### DATA FOR THIS EXERCISE:
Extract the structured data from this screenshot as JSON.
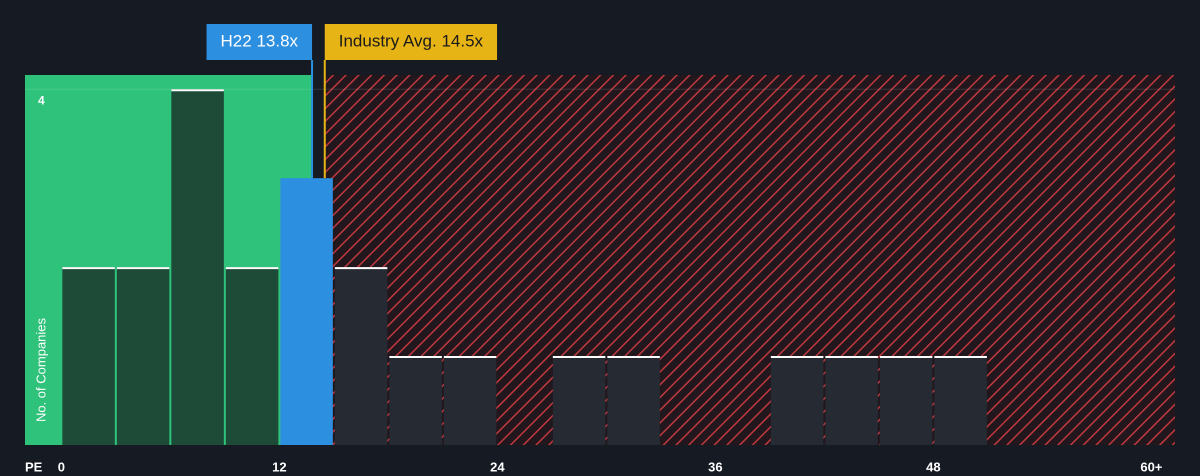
{
  "chart_data": {
    "type": "histogram",
    "xlabel": "PE",
    "ylabel": "No. of Companies",
    "bins": [
      0,
      3,
      6,
      9,
      12,
      15,
      18,
      21,
      24,
      27,
      30,
      33,
      36,
      39,
      42,
      45,
      48,
      51
    ],
    "counts": [
      2,
      2,
      4,
      2,
      3,
      2,
      1,
      1,
      0,
      1,
      1,
      0,
      0,
      1,
      1,
      1,
      1
    ],
    "xlim": [
      -2,
      61.3
    ],
    "xticks": [
      0,
      12,
      24,
      36,
      48,
      {
        "value": 60,
        "label": "60+"
      }
    ],
    "ylim": [
      0,
      4.16
    ],
    "yticks": [
      4
    ],
    "company": {
      "label": "H22 13.8x",
      "value": 13.8,
      "color": "#2d8fe0"
    },
    "industry": {
      "label": "Industry Avg. 14.5x",
      "value": 14.5,
      "color": "#e7b416"
    },
    "colors": {
      "below": "#2fc27a",
      "below_bar": "#1e4a38",
      "above": "#c0393f",
      "above_bar": "#262a33",
      "bar_top": "#ffffff"
    }
  }
}
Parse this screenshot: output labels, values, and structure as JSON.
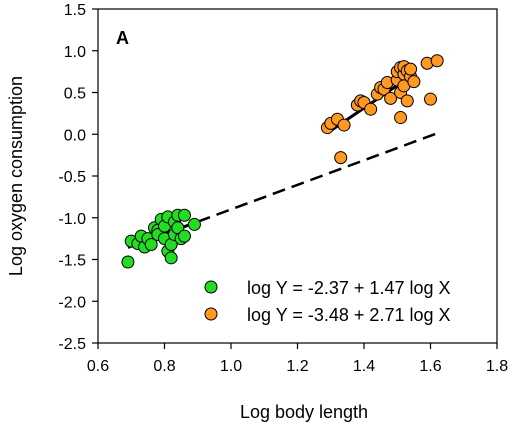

### PROBLEM STATEMENT:
Output all of the data exactly as it stands, minus any images.

### THE REPLY:
Extract the structured data from this screenshot as JSON.
{
  "chart_data": {
    "type": "histogram",
    "xlabel": "PE",
    "ylabel": "No. of Companies",
    "bins": [
      0,
      3,
      6,
      9,
      12,
      15,
      18,
      21,
      24,
      27,
      30,
      33,
      36,
      39,
      42,
      45,
      48,
      51
    ],
    "counts": [
      2,
      2,
      4,
      2,
      3,
      2,
      1,
      1,
      0,
      1,
      1,
      0,
      0,
      1,
      1,
      1,
      1
    ],
    "xlim": [
      -2,
      61.3
    ],
    "xticks": [
      0,
      12,
      24,
      36,
      48,
      {
        "value": 60,
        "label": "60+"
      }
    ],
    "ylim": [
      0,
      4.16
    ],
    "yticks": [
      4
    ],
    "company": {
      "label": "H22 13.8x",
      "value": 13.8,
      "color": "#2d8fe0"
    },
    "industry": {
      "label": "Industry Avg. 14.5x",
      "value": 14.5,
      "color": "#e7b416"
    },
    "colors": {
      "below": "#2fc27a",
      "below_bar": "#1e4a38",
      "above": "#c0393f",
      "above_bar": "#262a33",
      "bar_top": "#ffffff"
    }
  }
}
Parse this screenshot: output labels, values, and structure as JSON.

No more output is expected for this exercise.